### Short exercise
Return the whole listing, line for line, without the pictures in it.

### Extracted data
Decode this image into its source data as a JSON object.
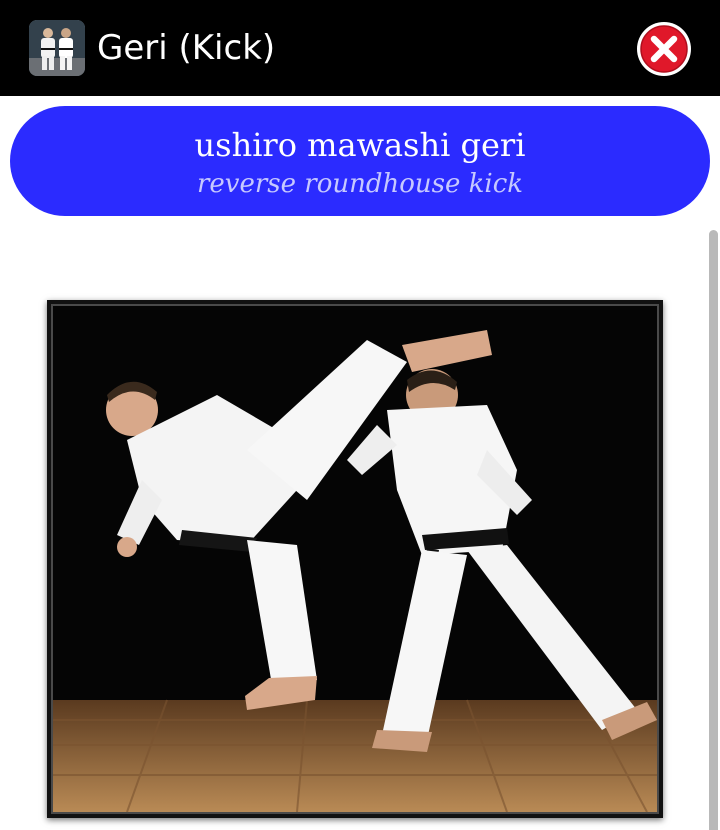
{
  "app_bar": {
    "title": "Geri (Kick)",
    "icon": "karate-app-icon",
    "close_icon": "close-icon"
  },
  "banner": {
    "title": "ushiro mawashi geri",
    "subtitle": "reverse roundhouse kick",
    "color": "#2b2bff"
  },
  "photo": {
    "subject": "karate-kick-photo"
  },
  "colors": {
    "app_bar": "#000000",
    "background": "#ffffff",
    "close_red": "#e0182a"
  }
}
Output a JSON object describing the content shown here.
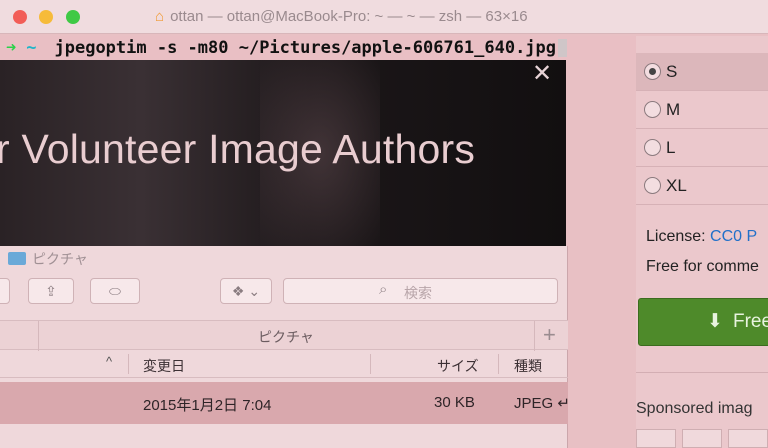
{
  "window": {
    "title": "ottan — ottan@MacBook-Pro: ~ — ~ — zsh — 63×16"
  },
  "terminal": {
    "arrow": "➜",
    "cwd": "~",
    "command": "jpegoptim -s -m80 ~/Pictures/apple-606761_640.jpg"
  },
  "overlay": {
    "headline": "r Volunteer Image Authors",
    "close_glyph": "✕"
  },
  "finder": {
    "title": "ピクチャ",
    "search_placeholder": "検索",
    "path_label": "ピクチャ",
    "add_tab": "+",
    "columns": {
      "modified": "変更日",
      "size": "サイズ",
      "kind": "種類"
    },
    "rows": [
      {
        "date": "2015年1月2日 7:04",
        "size": "30 KB",
        "kind": "JPEG ↵"
      }
    ]
  },
  "download_panel": {
    "sizes": [
      {
        "label": "S",
        "selected": true
      },
      {
        "label": "M",
        "selected": false
      },
      {
        "label": "L",
        "selected": false
      },
      {
        "label": "XL",
        "selected": false
      }
    ],
    "license_label": "License:",
    "license_value": "CC0 P",
    "free_text": "Free for comme",
    "download_label": "Free",
    "sponsored_label": "Sponsored imag"
  },
  "colors": {
    "download_button": "#4e8a2a",
    "link": "#2170c9",
    "prompt_arrow": "#2bd14a",
    "prompt_cwd": "#1fb5c8"
  }
}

### Complete answer
Decode this image into its source data as a JSON object.
{
  "app_bar": {
    "title": "Geri (Kick)",
    "icon": "karate-app-icon",
    "close_icon": "close-icon"
  },
  "banner": {
    "title": "ushiro mawashi geri",
    "subtitle": "reverse roundhouse kick",
    "color": "#2b2bff"
  },
  "photo": {
    "subject": "karate-kick-photo"
  },
  "colors": {
    "app_bar": "#000000",
    "background": "#ffffff",
    "close_red": "#e0182a"
  }
}
Output a JSON object describing the content shown here.
{
  "window": {
    "title": "ottan — ottan@MacBook-Pro: ~ — ~ — zsh — 63×16"
  },
  "terminal": {
    "arrow": "➜",
    "cwd": "~",
    "command": "jpegoptim -s -m80 ~/Pictures/apple-606761_640.jpg"
  },
  "overlay": {
    "headline": "r Volunteer Image Authors",
    "close_glyph": "✕"
  },
  "finder": {
    "title": "ピクチャ",
    "search_placeholder": "検索",
    "path_label": "ピクチャ",
    "add_tab": "+",
    "columns": {
      "modified": "変更日",
      "size": "サイズ",
      "kind": "種類"
    },
    "rows": [
      {
        "date": "2015年1月2日 7:04",
        "size": "30 KB",
        "kind": "JPEG ↵"
      }
    ]
  },
  "download_panel": {
    "sizes": [
      {
        "label": "S",
        "selected": true
      },
      {
        "label": "M",
        "selected": false
      },
      {
        "label": "L",
        "selected": false
      },
      {
        "label": "XL",
        "selected": false
      }
    ],
    "license_label": "License:",
    "license_value": "CC0 P",
    "free_text": "Free for comme",
    "download_label": "Free",
    "sponsored_label": "Sponsored imag"
  },
  "colors": {
    "download_button": "#4e8a2a",
    "link": "#2170c9",
    "prompt_arrow": "#2bd14a",
    "prompt_cwd": "#1fb5c8"
  }
}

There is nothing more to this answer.